> **TASK BRIEF**:
Output the material below in full, exactly as it is.

── AVAILABLE RECORDS ──

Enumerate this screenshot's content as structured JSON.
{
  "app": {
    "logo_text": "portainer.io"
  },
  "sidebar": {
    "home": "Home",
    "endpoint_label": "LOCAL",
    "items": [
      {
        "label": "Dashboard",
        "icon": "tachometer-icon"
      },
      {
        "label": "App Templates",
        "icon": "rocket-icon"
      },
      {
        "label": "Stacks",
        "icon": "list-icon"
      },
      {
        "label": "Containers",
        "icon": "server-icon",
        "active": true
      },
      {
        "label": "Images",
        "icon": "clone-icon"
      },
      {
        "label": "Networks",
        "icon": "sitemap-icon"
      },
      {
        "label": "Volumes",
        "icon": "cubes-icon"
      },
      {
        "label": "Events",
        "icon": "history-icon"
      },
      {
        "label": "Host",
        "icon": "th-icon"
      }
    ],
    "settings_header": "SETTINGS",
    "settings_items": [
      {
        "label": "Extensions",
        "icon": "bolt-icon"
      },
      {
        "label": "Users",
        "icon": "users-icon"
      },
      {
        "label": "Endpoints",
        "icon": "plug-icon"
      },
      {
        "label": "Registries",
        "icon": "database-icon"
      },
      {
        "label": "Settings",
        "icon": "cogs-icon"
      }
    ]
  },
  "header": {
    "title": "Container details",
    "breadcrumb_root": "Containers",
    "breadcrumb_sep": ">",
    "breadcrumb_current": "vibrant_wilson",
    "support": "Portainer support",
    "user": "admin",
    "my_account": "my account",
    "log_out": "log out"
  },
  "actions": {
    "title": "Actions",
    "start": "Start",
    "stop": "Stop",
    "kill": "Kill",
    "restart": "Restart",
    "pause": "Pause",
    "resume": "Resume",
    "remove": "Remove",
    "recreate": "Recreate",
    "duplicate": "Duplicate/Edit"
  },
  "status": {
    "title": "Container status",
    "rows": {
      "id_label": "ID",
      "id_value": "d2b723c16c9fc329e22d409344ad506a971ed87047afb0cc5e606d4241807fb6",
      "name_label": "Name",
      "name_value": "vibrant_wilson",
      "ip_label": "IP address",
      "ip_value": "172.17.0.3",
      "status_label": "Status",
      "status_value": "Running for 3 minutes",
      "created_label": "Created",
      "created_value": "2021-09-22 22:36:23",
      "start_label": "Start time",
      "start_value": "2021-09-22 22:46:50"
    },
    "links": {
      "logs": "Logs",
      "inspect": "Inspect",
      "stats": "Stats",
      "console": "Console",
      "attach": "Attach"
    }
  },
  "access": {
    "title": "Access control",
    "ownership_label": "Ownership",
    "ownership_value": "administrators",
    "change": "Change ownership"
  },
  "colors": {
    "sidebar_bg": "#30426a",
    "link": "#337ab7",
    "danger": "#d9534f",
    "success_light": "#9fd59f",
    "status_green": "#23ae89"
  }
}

───

> **TASK RESULT**:
Enumerate this screenshot's content as structured JSON.
{
  "app": {
    "logo_text": "portainer.io"
  },
  "sidebar": {
    "home": "Home",
    "endpoint_label": "LOCAL",
    "items": [
      {
        "label": "Dashboard",
        "icon": "tachometer-icon"
      },
      {
        "label": "App Templates",
        "icon": "rocket-icon"
      },
      {
        "label": "Stacks",
        "icon": "list-icon"
      },
      {
        "label": "Containers",
        "icon": "server-icon",
        "active": true
      },
      {
        "label": "Images",
        "icon": "clone-icon"
      },
      {
        "label": "Networks",
        "icon": "sitemap-icon"
      },
      {
        "label": "Volumes",
        "icon": "cubes-icon"
      },
      {
        "label": "Events",
        "icon": "history-icon"
      },
      {
        "label": "Host",
        "icon": "th-icon"
      }
    ],
    "settings_header": "SETTINGS",
    "settings_items": [
      {
        "label": "Extensions",
        "icon": "bolt-icon"
      },
      {
        "label": "Users",
        "icon": "users-icon"
      },
      {
        "label": "Endpoints",
        "icon": "plug-icon"
      },
      {
        "label": "Registries",
        "icon": "database-icon"
      },
      {
        "label": "Settings",
        "icon": "cogs-icon"
      }
    ]
  },
  "header": {
    "title": "Container details",
    "breadcrumb_root": "Containers",
    "breadcrumb_sep": ">",
    "breadcrumb_current": "vibrant_wilson",
    "support": "Portainer support",
    "user": "admin",
    "my_account": "my account",
    "log_out": "log out"
  },
  "actions": {
    "title": "Actions",
    "start": "Start",
    "stop": "Stop",
    "kill": "Kill",
    "restart": "Restart",
    "pause": "Pause",
    "resume": "Resume",
    "remove": "Remove",
    "recreate": "Recreate",
    "duplicate": "Duplicate/Edit"
  },
  "status": {
    "title": "Container status",
    "rows": {
      "id_label": "ID",
      "id_value": "d2b723c16c9fc329e22d409344ad506a971ed87047afb0cc5e606d4241807fb6",
      "name_label": "Name",
      "name_value": "vibrant_wilson",
      "ip_label": "IP address",
      "ip_value": "172.17.0.3",
      "status_label": "Status",
      "status_value": "Running for 3 minutes",
      "created_label": "Created",
      "created_value": "2021-09-22 22:36:23",
      "start_label": "Start time",
      "start_value": "2021-09-22 22:46:50"
    },
    "links": {
      "logs": "Logs",
      "inspect": "Inspect",
      "stats": "Stats",
      "console": "Console",
      "attach": "Attach"
    }
  },
  "access": {
    "title": "Access control",
    "ownership_label": "Ownership",
    "ownership_value": "administrators",
    "change": "Change ownership"
  },
  "colors": {
    "sidebar_bg": "#30426a",
    "link": "#337ab7",
    "danger": "#d9534f",
    "success_light": "#9fd59f",
    "status_green": "#23ae89"
  }
}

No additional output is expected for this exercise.